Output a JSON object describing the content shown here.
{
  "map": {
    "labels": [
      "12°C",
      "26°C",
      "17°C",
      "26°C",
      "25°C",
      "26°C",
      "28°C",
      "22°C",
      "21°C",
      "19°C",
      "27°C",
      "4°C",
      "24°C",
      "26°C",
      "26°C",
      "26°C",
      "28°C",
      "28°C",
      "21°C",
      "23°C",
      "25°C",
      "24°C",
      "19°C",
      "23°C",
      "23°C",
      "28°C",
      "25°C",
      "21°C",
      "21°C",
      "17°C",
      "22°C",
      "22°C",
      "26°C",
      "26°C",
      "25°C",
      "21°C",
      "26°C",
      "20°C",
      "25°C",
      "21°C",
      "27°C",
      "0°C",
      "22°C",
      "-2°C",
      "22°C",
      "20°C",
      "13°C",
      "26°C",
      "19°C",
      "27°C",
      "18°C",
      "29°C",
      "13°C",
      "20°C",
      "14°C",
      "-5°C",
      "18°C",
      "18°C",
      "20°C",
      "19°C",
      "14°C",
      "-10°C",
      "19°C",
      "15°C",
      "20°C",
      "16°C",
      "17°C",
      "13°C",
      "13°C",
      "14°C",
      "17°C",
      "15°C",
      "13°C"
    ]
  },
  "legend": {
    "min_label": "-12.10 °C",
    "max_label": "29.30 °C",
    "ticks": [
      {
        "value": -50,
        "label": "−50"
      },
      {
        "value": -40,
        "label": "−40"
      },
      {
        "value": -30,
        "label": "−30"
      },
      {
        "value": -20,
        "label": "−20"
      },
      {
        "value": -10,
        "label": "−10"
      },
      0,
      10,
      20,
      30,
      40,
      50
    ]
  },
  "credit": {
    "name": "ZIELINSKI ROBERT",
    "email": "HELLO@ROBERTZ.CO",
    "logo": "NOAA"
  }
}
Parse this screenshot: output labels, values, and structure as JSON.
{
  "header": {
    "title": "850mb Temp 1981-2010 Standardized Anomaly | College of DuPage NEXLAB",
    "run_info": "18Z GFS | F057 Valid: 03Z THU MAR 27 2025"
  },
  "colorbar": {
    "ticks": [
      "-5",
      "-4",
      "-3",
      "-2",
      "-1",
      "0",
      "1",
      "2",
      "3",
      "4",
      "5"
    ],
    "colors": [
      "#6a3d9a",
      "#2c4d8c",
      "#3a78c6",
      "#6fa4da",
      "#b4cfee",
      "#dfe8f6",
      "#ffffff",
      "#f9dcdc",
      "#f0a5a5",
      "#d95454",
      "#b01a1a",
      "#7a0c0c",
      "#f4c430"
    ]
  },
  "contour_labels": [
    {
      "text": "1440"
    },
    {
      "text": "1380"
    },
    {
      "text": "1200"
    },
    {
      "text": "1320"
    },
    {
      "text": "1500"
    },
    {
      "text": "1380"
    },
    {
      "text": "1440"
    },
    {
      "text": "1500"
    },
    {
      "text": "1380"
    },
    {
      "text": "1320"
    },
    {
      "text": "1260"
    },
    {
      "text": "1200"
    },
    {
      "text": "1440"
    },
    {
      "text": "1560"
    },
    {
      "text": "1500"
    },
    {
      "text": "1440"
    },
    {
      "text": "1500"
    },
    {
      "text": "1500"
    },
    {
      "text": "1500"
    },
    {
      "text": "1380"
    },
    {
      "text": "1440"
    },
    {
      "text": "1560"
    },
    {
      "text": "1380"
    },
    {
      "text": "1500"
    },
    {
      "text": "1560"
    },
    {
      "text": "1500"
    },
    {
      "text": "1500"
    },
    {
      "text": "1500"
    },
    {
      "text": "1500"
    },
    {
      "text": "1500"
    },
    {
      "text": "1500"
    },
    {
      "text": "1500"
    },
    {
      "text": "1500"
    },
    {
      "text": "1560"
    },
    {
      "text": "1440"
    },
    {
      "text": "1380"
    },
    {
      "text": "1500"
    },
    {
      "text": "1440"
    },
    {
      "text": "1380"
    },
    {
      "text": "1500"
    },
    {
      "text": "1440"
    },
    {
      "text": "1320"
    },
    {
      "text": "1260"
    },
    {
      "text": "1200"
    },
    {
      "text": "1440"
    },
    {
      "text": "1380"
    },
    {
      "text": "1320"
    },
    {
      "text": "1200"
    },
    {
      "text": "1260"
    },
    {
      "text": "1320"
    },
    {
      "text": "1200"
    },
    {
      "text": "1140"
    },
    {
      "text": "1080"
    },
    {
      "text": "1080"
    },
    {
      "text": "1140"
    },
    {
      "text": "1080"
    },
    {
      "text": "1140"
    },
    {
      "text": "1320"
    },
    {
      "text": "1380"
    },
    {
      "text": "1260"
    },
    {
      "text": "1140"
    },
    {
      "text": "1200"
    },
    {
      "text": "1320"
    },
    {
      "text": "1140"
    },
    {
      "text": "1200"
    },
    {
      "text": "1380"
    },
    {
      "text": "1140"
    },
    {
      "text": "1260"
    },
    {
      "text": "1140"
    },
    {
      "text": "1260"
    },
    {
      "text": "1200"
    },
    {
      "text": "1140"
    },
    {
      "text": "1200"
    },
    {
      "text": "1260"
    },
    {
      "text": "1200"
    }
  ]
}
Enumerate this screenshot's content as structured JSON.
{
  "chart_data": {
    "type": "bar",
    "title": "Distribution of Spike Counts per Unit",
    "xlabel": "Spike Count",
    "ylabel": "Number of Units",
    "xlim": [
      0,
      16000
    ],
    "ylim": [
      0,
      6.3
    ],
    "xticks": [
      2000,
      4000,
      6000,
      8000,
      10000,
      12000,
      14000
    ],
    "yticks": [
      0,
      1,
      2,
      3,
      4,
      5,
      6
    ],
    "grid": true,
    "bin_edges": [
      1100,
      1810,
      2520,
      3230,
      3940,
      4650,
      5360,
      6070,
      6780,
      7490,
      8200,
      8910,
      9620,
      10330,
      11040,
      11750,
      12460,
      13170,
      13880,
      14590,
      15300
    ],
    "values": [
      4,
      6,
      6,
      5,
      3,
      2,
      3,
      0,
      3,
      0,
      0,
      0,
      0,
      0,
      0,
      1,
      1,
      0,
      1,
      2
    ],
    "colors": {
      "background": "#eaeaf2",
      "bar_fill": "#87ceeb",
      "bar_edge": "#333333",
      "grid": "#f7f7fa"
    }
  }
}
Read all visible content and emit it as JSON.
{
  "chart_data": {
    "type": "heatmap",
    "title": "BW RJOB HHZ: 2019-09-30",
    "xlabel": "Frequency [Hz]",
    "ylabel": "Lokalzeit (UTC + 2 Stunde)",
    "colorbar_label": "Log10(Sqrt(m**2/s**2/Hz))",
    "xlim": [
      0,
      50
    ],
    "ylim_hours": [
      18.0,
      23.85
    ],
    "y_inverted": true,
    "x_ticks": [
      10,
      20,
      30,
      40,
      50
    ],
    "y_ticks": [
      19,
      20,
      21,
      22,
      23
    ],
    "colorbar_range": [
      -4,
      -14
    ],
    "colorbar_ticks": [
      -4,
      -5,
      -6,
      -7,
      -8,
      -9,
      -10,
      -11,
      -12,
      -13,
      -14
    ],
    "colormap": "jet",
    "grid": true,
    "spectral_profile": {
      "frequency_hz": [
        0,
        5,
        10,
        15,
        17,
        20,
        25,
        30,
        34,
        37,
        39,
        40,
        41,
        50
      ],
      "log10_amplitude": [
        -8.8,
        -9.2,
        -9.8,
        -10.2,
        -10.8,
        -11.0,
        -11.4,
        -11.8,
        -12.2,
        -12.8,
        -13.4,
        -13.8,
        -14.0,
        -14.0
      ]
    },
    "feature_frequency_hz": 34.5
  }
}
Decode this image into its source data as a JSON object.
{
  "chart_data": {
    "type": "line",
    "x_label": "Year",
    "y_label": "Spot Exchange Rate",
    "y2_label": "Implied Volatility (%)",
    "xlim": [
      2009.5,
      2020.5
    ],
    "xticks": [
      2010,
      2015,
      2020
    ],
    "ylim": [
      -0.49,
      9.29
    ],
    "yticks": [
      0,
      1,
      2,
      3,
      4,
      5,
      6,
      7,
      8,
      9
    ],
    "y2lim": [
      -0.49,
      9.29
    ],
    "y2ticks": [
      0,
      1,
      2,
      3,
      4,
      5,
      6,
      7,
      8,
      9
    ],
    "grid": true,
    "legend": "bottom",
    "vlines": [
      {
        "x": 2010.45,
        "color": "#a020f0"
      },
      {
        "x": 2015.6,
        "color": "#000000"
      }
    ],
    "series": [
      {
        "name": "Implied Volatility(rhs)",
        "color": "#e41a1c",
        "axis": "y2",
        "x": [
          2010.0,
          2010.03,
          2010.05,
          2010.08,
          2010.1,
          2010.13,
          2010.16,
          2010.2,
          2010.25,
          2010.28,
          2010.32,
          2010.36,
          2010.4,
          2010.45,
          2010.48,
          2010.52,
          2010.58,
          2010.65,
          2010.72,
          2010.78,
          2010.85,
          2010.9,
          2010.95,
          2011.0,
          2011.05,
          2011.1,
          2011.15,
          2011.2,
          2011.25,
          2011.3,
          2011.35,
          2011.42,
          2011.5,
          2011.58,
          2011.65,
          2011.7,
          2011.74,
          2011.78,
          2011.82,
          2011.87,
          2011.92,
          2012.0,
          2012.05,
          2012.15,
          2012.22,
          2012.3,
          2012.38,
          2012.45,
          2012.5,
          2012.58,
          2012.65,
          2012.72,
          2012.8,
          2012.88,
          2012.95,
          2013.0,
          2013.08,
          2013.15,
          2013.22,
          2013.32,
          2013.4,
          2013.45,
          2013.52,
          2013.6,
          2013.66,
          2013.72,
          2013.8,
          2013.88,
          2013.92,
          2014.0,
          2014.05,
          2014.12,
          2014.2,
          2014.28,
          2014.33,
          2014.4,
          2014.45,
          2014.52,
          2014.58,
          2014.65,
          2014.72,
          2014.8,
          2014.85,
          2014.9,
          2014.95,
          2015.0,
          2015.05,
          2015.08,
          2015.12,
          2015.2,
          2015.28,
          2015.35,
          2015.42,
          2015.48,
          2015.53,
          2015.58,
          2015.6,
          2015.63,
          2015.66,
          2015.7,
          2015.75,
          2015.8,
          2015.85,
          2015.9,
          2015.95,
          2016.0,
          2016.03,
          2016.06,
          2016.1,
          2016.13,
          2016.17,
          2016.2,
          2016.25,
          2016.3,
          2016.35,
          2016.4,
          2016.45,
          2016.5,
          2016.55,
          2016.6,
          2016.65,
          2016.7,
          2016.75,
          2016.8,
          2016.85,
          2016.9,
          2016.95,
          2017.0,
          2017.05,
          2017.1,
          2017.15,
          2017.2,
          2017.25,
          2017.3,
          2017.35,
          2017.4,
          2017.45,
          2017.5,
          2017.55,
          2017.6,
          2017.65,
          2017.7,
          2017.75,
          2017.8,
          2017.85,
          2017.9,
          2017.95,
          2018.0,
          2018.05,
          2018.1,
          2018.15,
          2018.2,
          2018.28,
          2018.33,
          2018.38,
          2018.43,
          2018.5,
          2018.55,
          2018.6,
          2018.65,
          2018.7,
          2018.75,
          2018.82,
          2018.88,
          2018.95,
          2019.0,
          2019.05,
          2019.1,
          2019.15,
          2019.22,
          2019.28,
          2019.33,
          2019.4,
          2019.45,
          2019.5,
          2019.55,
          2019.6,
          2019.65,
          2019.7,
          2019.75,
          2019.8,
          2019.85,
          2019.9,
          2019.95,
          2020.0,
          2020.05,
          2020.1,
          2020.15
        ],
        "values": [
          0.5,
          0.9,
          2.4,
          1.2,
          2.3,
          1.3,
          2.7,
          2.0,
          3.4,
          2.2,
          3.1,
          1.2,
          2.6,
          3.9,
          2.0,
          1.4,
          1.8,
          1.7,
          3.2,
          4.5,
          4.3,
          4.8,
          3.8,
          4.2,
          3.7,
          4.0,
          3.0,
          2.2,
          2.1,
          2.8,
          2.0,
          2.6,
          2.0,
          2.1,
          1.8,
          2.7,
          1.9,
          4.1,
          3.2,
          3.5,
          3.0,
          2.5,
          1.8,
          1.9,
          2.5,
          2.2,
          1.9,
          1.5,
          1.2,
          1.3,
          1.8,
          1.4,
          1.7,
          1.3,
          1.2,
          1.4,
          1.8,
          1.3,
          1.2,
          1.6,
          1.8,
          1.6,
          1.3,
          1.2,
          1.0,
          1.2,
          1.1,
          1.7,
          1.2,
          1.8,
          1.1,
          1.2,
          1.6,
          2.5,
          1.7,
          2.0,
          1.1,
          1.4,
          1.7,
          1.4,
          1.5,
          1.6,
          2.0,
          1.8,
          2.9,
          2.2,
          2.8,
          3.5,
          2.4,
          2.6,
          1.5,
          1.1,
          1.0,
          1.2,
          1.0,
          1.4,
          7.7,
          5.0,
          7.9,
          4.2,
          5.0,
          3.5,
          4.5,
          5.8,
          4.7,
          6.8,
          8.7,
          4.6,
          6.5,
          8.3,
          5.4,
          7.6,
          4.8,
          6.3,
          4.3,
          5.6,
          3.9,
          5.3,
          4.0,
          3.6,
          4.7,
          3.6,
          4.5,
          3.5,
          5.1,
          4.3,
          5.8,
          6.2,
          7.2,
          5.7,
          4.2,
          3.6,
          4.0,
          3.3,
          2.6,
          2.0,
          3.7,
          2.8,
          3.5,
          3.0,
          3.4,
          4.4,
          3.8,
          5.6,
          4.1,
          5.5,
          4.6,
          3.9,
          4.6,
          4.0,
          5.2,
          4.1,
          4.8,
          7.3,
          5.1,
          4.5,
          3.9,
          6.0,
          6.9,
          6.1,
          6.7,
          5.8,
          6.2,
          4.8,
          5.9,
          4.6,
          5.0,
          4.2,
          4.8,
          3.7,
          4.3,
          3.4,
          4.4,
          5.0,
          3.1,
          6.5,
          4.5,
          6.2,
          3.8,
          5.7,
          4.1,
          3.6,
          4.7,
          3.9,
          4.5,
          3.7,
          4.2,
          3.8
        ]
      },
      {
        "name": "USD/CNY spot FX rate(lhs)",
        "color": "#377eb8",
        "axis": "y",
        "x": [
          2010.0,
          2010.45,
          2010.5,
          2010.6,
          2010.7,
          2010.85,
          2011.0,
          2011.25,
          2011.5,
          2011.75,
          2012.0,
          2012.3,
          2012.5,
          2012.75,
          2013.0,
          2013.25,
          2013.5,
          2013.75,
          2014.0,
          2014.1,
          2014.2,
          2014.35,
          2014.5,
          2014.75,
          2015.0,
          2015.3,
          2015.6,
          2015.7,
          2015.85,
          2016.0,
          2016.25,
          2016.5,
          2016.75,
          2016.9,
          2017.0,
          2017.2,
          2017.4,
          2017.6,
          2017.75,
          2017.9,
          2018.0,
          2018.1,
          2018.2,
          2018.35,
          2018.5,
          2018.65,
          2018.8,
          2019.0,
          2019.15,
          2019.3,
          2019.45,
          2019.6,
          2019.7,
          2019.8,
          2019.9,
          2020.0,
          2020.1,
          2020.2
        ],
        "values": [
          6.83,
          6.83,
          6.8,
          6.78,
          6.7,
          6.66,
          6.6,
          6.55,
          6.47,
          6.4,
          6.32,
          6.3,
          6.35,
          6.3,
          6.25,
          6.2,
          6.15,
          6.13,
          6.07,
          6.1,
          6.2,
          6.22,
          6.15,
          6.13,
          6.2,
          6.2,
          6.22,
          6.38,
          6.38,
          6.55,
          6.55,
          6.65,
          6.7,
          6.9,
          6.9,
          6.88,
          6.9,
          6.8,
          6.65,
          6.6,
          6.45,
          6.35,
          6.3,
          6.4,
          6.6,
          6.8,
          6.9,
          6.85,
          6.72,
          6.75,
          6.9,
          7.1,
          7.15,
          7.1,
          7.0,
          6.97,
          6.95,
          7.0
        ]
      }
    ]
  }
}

============================================================

WORK TO DO —
Pull every line holding "JSON" out of the records.

ANSWER IN FULL —
Output a JSON object describing the content shown here.
Parse this screenshot: output labels, values, and structure as JSON.
Enumerate this screenshot's content as structured JSON.
Read all visible content and emit it as JSON.
Decode this image into its source data as a JSON object.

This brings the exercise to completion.